Given instruction – List all lines of the data that include the string "this".

BEGIN Record extracts

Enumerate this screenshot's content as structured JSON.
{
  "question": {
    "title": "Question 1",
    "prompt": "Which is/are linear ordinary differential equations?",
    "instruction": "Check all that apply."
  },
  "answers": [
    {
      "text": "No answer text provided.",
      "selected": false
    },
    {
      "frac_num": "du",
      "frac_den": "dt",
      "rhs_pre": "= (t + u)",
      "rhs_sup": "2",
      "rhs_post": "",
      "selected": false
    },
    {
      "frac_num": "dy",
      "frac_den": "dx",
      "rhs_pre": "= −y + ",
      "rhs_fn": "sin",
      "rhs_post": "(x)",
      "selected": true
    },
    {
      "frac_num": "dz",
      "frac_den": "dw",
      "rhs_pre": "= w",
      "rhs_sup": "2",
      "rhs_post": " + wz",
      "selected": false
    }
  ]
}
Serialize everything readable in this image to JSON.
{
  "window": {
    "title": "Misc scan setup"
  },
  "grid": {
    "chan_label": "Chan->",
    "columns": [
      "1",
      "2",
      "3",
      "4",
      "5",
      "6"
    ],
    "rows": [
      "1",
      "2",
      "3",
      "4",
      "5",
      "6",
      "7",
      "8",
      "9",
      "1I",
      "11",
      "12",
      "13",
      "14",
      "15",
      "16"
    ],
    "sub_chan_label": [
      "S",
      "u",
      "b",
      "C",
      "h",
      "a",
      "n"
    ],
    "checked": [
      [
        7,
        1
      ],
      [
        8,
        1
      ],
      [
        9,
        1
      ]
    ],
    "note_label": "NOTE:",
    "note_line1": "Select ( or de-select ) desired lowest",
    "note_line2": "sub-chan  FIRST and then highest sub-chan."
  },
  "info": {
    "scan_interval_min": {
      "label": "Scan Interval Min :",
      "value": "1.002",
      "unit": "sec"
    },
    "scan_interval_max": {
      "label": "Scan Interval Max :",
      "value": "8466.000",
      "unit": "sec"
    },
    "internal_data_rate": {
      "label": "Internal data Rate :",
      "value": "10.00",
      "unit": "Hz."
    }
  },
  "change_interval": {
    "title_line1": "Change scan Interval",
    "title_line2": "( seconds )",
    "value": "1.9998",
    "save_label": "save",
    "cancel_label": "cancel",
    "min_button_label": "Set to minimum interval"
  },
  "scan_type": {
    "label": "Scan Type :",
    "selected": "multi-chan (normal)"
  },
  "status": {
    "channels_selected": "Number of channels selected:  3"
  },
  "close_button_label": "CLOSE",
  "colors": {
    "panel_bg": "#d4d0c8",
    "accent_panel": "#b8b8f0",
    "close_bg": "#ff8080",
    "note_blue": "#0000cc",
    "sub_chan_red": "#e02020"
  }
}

END Record extracts

Task result –
Enumerate this screenshot's content as structured JSON.
Serialize everything readable in this image to JSON.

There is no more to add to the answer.